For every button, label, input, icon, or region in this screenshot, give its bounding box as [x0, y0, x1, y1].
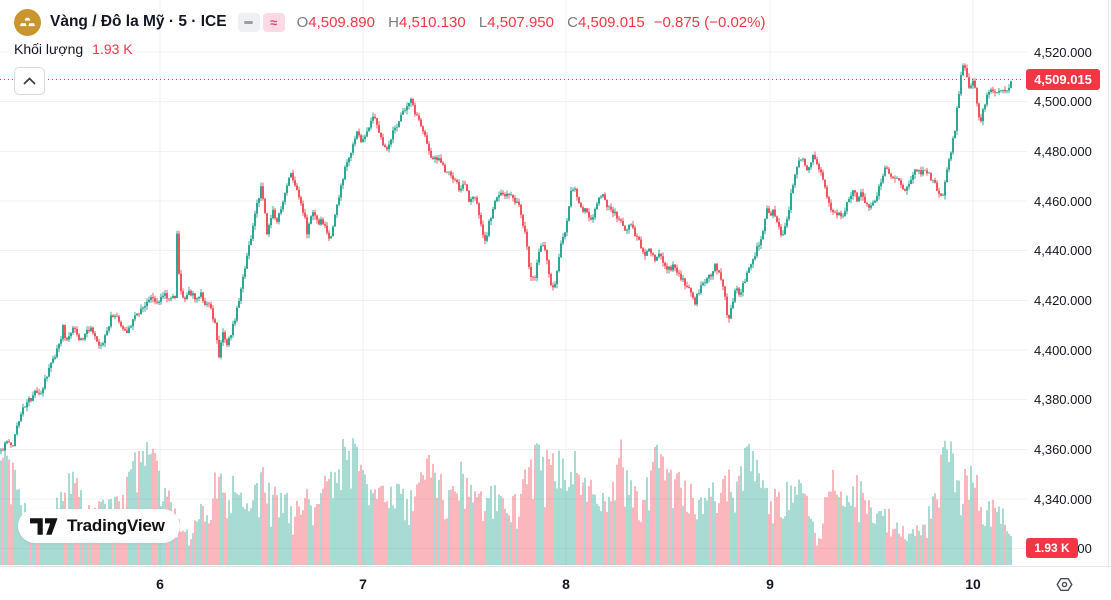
minimize-dash-icon [244, 20, 254, 24]
down-candle-bodies [2, 65, 1006, 451]
time-axis[interactable]: 6 7 8 9 10 [0, 566, 1111, 600]
close-label: C [567, 13, 578, 31]
price-axis-label: 4,400.000 [1034, 342, 1092, 358]
settings-icon[interactable] [1055, 575, 1074, 594]
symbol-row: Vàng / Đô la Mỹ · 5 · ICE ≈ O4,509.890 H… [14, 7, 765, 37]
chevron-up-icon [23, 77, 36, 85]
time-axis-label: 9 [766, 576, 774, 592]
last-price-badge: 4,509.015 [1026, 69, 1100, 90]
grid-lines [0, 0, 1027, 565]
low-label: L [478, 13, 488, 31]
price-axis-label: 4,340.000 [1034, 491, 1092, 507]
hexagon-settings-icon [1056, 578, 1073, 591]
time-axis-label: 8 [562, 576, 570, 592]
volume-value: 1.93 K [92, 41, 133, 57]
approximate-data-icon: ≈ [269, 14, 278, 30]
ohlc-values: O4,509.890 H4,510.130 L4,507.950 C4,509.… [288, 14, 645, 31]
legend-chips: ≈ [237, 12, 285, 32]
tradingview-logo[interactable]: TradingView [18, 509, 180, 543]
price-axis-label: 4,440.000 [1034, 243, 1092, 259]
price-axis-label: 4,420.000 [1034, 292, 1092, 308]
volume-row: Khối lượng 1.93 K [14, 40, 765, 58]
gold-coin-icon [14, 8, 41, 36]
up-candle-wicks [0, 63, 1012, 455]
symbol-title[interactable]: Vàng / Đô la Mỹ · 5 · ICE [50, 13, 227, 30]
low-value: 4,507.950 [487, 13, 554, 31]
high-value: 4,510.130 [398, 13, 466, 31]
open-label: O [296, 13, 309, 31]
price-axis-label: 4,360.000 [1034, 441, 1092, 457]
time-axis-label: 6 [156, 576, 164, 592]
time-axis-label: 7 [359, 576, 367, 592]
price-axis-label: 4,480.000 [1034, 143, 1092, 159]
close-value: 4,509.015 [577, 13, 645, 31]
approximate-data-chip[interactable]: ≈ [262, 12, 285, 32]
high-label: H [388, 13, 399, 31]
open-value: 4,509.890 [308, 13, 375, 31]
minimize-legend-chip[interactable] [237, 12, 260, 32]
price-change: −0.875 (−0.02%) [653, 13, 766, 31]
tradingview-logo-text: TradingView [67, 516, 165, 535]
down-candle-wicks [2, 63, 1006, 452]
price-axis[interactable]: 4,520.000 4,500.000 4,480.000 4,460.000 4,44… [1026, 0, 1111, 566]
up-candle-bodies [0, 65, 1012, 451]
window-right-edge [1108, 0, 1109, 600]
volume-bars-down [2, 439, 1006, 565]
price-axis-label: 4,500.000 [1034, 94, 1092, 110]
volume-badge: 1.93 K [1026, 538, 1078, 558]
volume-label[interactable]: Khối lượng [14, 41, 84, 57]
candlestick-volume-chart[interactable] [0, 0, 1111, 566]
chart-legend: Vàng / Đô la Mỹ · 5 · ICE ≈ O4,509.890 H… [14, 7, 765, 58]
price-axis-label: 4,520.000 [1034, 44, 1092, 60]
current-price-line [0, 79, 1023, 80]
time-axis-label: 10 [965, 576, 981, 592]
collapse-pane-button[interactable] [14, 67, 45, 95]
tradingview-mark-icon [30, 517, 58, 535]
price-axis-label: 4,460.000 [1034, 193, 1092, 209]
price-axis-label: 4,380.000 [1034, 392, 1092, 408]
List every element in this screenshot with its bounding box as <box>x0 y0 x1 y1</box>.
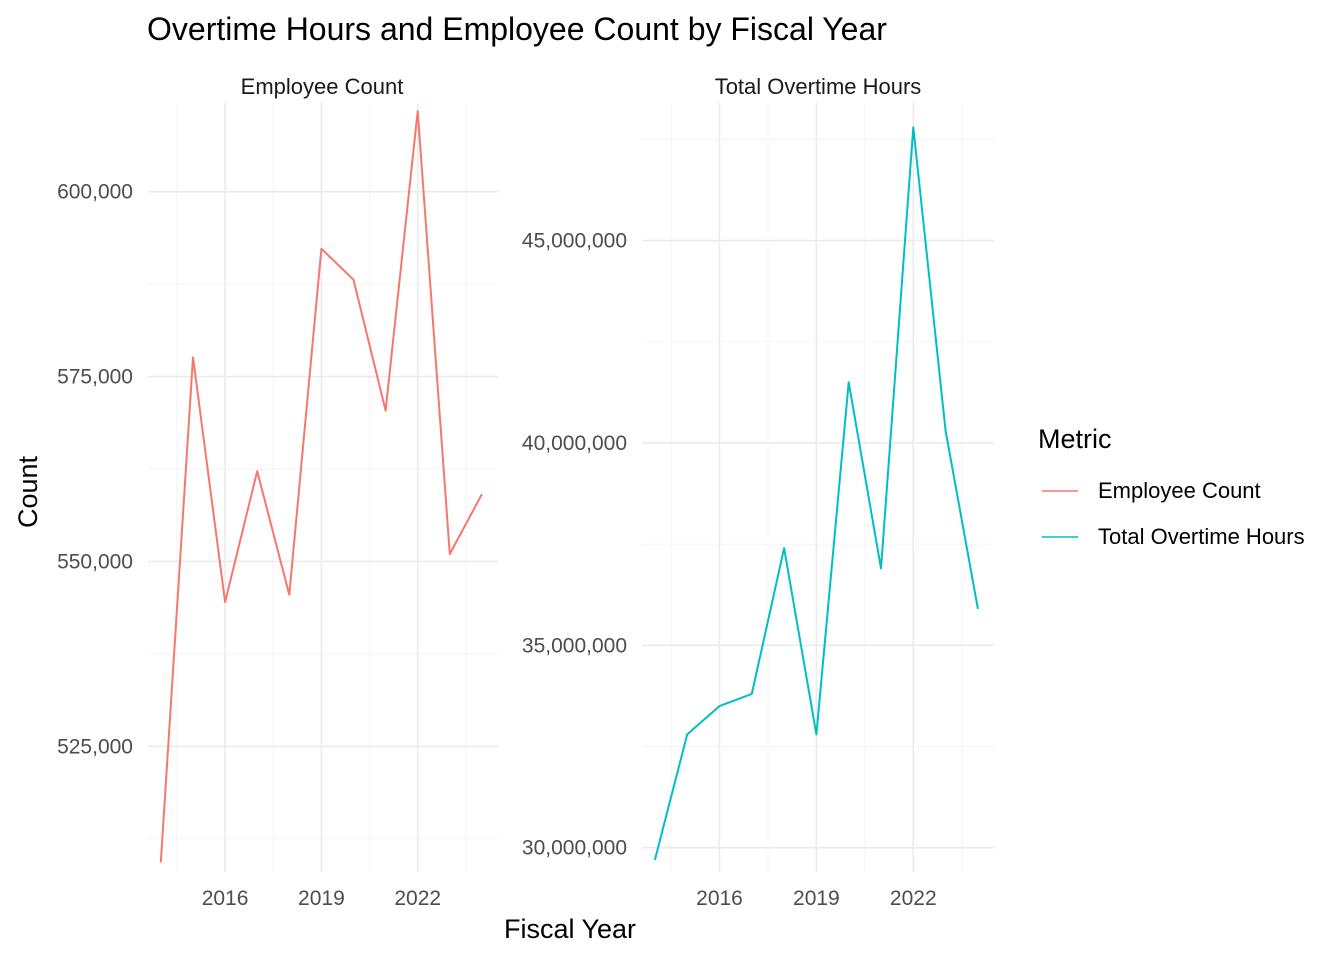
series-line-total-overtime-hours <box>653 126 979 861</box>
x-tick-label: 2022 <box>394 887 441 910</box>
y-tick-label: 575,000 <box>57 366 133 389</box>
panel-employee-count: Employee Count 525,000 550,000 575,000 600,… <box>57 74 498 910</box>
series-layer <box>159 110 483 863</box>
series-layer <box>653 126 979 861</box>
y-axis-title: Count <box>13 455 43 528</box>
y-tick-label: 35,000,000 <box>522 634 627 657</box>
x-tick-labels: 2016 2019 2022 <box>696 887 936 910</box>
x-tick-label: 2016 <box>202 887 249 910</box>
y-tick-label: 600,000 <box>57 181 133 204</box>
x-tick-labels: 2016 2019 2022 <box>202 887 441 910</box>
x-tick-label: 2019 <box>793 887 840 910</box>
strip-label-total-overtime-hours: Total Overtime Hours <box>715 74 922 99</box>
x-tick-label: 2016 <box>696 887 743 910</box>
series-line-employee-count <box>159 110 483 863</box>
legend-label-employee-count: Employee Count <box>1098 478 1261 503</box>
x-tick-label: 2022 <box>890 887 937 910</box>
y-tick-labels: 525,000 550,000 575,000 600,000 <box>57 181 133 759</box>
x-tick-label: 2019 <box>298 887 345 910</box>
y-tick-label: 40,000,000 <box>522 432 627 455</box>
legend-label-total-overtime-hours: Total Overtime Hours <box>1098 524 1305 549</box>
y-tick-label: 550,000 <box>57 550 133 573</box>
panel-total-overtime-hours: Total Overtime Hours 30,000,000 35,000,00… <box>522 74 994 910</box>
legend: Metric Employee Count Total Overtime Hou… <box>1038 424 1305 549</box>
y-tick-label: 525,000 <box>57 735 133 758</box>
y-tick-label: 30,000,000 <box>522 837 627 860</box>
panel-grid <box>642 103 994 872</box>
legend-title: Metric <box>1038 424 1112 454</box>
panel-grid <box>148 103 498 872</box>
y-tick-label: 45,000,000 <box>522 230 627 253</box>
y-tick-labels: 30,000,000 35,000,000 40,000,000 45,000,000 <box>522 230 627 860</box>
x-axis-title: Fiscal Year <box>504 914 636 944</box>
chart-title: Overtime Hours and Employee Count by Fis… <box>147 11 887 47</box>
strip-label-employee-count: Employee Count <box>241 74 404 99</box>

——————

JOB: Can you retype all of these records line for line, leaving out the pictures?

TASK RESPONSE:
For every button, label, input, icon, or region in this screenshot, give its bounding box as [x0, y0, x1, y1].
minimize-dash-icon [244, 20, 254, 24]
down-candle-bodies [2, 65, 1006, 451]
time-axis[interactable]: 6 7 8 9 10 [0, 566, 1111, 600]
close-label: C [567, 13, 578, 31]
price-axis-label: 4,400.000 [1034, 342, 1092, 358]
settings-icon[interactable] [1055, 575, 1074, 594]
symbol-row: Vàng / Đô la Mỹ · 5 · ICE ≈ O4,509.890 H… [14, 7, 765, 37]
chevron-up-icon [23, 77, 36, 85]
time-axis-label: 9 [766, 576, 774, 592]
last-price-badge: 4,509.015 [1026, 69, 1100, 90]
grid-lines [0, 0, 1027, 565]
low-label: L [478, 13, 488, 31]
price-axis-label: 4,340.000 [1034, 491, 1092, 507]
hexagon-settings-icon [1056, 578, 1073, 591]
time-axis-label: 8 [562, 576, 570, 592]
volume-value: 1.93 K [92, 41, 133, 57]
approximate-data-icon: ≈ [269, 14, 278, 30]
ohlc-values: O4,509.890 H4,510.130 L4,507.950 C4,509.… [288, 14, 645, 31]
legend-chips: ≈ [237, 12, 285, 32]
tradingview-logo[interactable]: TradingView [18, 509, 180, 543]
price-axis-label: 4,440.000 [1034, 243, 1092, 259]
price-axis-label: 4,420.000 [1034, 292, 1092, 308]
volume-row: Khối lượng 1.93 K [14, 40, 765, 58]
gold-coin-icon [14, 8, 41, 36]
up-candle-wicks [0, 63, 1012, 455]
symbol-title[interactable]: Vàng / Đô la Mỹ · 5 · ICE [50, 13, 227, 30]
low-value: 4,507.950 [487, 13, 554, 31]
high-value: 4,510.130 [398, 13, 466, 31]
open-label: O [296, 13, 309, 31]
price-axis-label: 4,360.000 [1034, 441, 1092, 457]
time-axis-label: 6 [156, 576, 164, 592]
time-axis-label: 7 [359, 576, 367, 592]
price-axis-label: 4,480.000 [1034, 143, 1092, 159]
close-value: 4,509.015 [577, 13, 645, 31]
approximate-data-chip[interactable]: ≈ [262, 12, 285, 32]
high-label: H [388, 13, 399, 31]
open-value: 4,509.890 [308, 13, 375, 31]
minimize-legend-chip[interactable] [237, 12, 260, 32]
price-change: −0.875 (−0.02%) [653, 13, 766, 31]
tradingview-logo-text: TradingView [67, 516, 165, 535]
down-candle-wicks [2, 63, 1006, 452]
price-axis[interactable]: 4,520.000 4,500.000 4,480.000 4,460.000 4,44… [1026, 0, 1111, 566]
up-candle-bodies [0, 65, 1012, 451]
window-right-edge [1108, 0, 1109, 600]
volume-bars-down [2, 439, 1006, 565]
price-axis-label: 4,500.000 [1034, 94, 1092, 110]
volume-badge: 1.93 K [1026, 538, 1078, 558]
volume-label[interactable]: Khối lượng [14, 41, 84, 57]
candlestick-volume-chart[interactable] [0, 0, 1111, 566]
chart-legend: Vàng / Đô la Mỹ · 5 · ICE ≈ O4,509.890 H… [14, 7, 765, 58]
price-axis-label: 4,520.000 [1034, 44, 1092, 60]
current-price-line [0, 79, 1023, 80]
time-axis-label: 10 [965, 576, 981, 592]
collapse-pane-button[interactable] [14, 67, 45, 95]
tradingview-mark-icon [30, 517, 58, 535]
price-axis-label: 4,460.000 [1034, 193, 1092, 209]
price-axis-label: 4,380.000 [1034, 392, 1092, 408]
List every element in this screenshot with its bounding box as <box>x0 y0 x1 y1</box>.
series-line-total-overtime-hours <box>653 126 979 861</box>
x-tick-label: 2022 <box>394 887 441 910</box>
y-tick-label: 575,000 <box>57 366 133 389</box>
panel-employee-count: Employee Count 525,000 550,000 575,000 600,… <box>57 74 498 910</box>
series-layer <box>159 110 483 863</box>
series-layer <box>653 126 979 861</box>
y-axis-title: Count <box>13 455 43 528</box>
y-tick-label: 35,000,000 <box>522 634 627 657</box>
x-tick-labels: 2016 2019 2022 <box>696 887 936 910</box>
x-tick-label: 2016 <box>202 887 249 910</box>
y-tick-label: 600,000 <box>57 181 133 204</box>
x-tick-labels: 2016 2019 2022 <box>202 887 441 910</box>
x-tick-label: 2019 <box>793 887 840 910</box>
strip-label-total-overtime-hours: Total Overtime Hours <box>715 74 922 99</box>
x-tick-label: 2016 <box>696 887 743 910</box>
series-line-employee-count <box>159 110 483 863</box>
legend-label-employee-count: Employee Count <box>1098 478 1261 503</box>
x-tick-label: 2022 <box>890 887 937 910</box>
y-tick-labels: 525,000 550,000 575,000 600,000 <box>57 181 133 759</box>
x-tick-label: 2019 <box>298 887 345 910</box>
y-tick-label: 40,000,000 <box>522 432 627 455</box>
legend-label-total-overtime-hours: Total Overtime Hours <box>1098 524 1305 549</box>
y-tick-label: 550,000 <box>57 550 133 573</box>
panel-total-overtime-hours: Total Overtime Hours 30,000,000 35,000,00… <box>522 74 994 910</box>
legend: Metric Employee Count Total Overtime Hou… <box>1038 424 1305 549</box>
y-tick-label: 525,000 <box>57 735 133 758</box>
y-tick-label: 30,000,000 <box>522 837 627 860</box>
panel-grid <box>642 103 994 872</box>
legend-title: Metric <box>1038 424 1112 454</box>
panel-grid <box>148 103 498 872</box>
y-tick-label: 45,000,000 <box>522 230 627 253</box>
y-tick-labels: 30,000,000 35,000,000 40,000,000 45,000,000 <box>522 230 627 860</box>
x-axis-title: Fiscal Year <box>504 914 636 944</box>
chart-title: Overtime Hours and Employee Count by Fis… <box>147 11 887 47</box>
strip-label-employee-count: Employee Count <box>241 74 404 99</box>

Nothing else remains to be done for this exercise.